## To do
Go through the listing and return every line with "center" in it.

[START OF Supplied entries]

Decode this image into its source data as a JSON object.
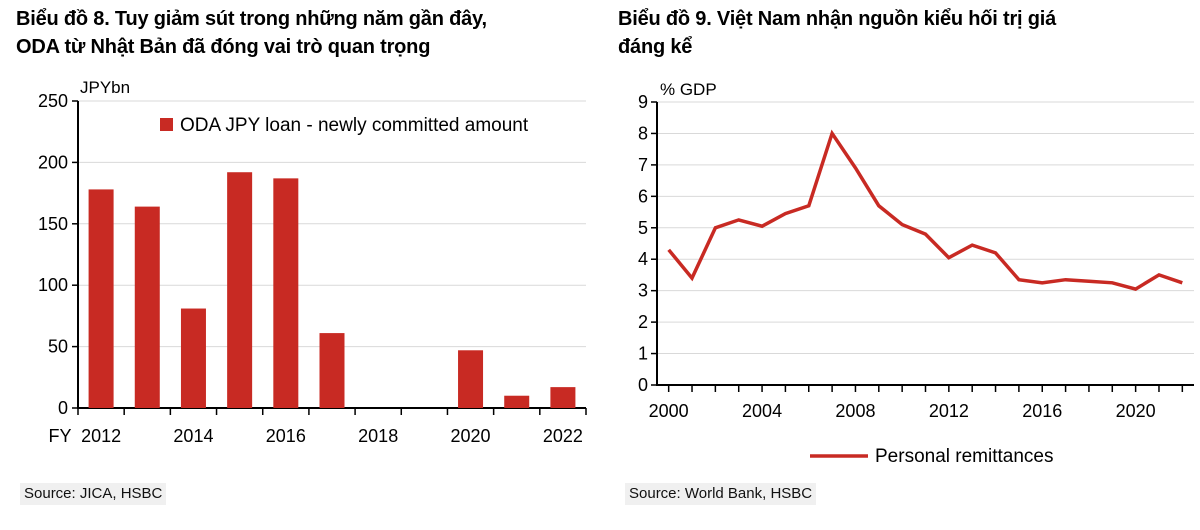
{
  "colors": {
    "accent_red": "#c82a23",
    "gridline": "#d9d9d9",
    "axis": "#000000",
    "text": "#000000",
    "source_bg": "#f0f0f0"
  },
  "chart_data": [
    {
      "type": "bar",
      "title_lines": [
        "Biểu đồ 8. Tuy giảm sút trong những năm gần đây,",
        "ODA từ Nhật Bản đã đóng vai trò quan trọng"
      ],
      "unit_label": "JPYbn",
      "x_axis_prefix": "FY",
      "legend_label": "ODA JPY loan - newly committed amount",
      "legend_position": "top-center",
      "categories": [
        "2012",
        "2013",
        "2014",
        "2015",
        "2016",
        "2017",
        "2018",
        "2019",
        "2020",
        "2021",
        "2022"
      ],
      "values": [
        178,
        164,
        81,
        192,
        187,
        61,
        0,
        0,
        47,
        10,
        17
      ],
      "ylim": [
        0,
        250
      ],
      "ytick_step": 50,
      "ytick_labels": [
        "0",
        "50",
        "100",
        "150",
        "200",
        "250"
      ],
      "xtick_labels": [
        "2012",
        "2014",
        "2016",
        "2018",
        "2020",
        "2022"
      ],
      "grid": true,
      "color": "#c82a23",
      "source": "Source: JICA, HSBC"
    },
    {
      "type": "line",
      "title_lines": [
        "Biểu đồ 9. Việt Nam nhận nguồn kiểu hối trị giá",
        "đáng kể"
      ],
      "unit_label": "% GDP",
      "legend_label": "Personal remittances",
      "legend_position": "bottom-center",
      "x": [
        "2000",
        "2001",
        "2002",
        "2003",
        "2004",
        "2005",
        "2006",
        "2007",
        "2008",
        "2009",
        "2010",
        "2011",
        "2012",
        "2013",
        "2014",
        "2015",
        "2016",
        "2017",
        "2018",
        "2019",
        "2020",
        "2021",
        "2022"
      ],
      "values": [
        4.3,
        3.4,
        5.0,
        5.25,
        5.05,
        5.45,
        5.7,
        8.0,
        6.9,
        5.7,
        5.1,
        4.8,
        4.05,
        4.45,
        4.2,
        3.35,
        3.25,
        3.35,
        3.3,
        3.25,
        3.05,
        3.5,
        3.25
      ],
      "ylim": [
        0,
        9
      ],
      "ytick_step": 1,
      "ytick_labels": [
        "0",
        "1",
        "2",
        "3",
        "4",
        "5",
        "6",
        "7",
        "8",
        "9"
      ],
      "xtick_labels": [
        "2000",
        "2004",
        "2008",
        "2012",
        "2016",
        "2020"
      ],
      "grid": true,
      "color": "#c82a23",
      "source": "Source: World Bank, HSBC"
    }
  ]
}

[END OF Supplied entries]

## Output below
      "legend_position": "top-center",
      "legend_position": "bottom-center",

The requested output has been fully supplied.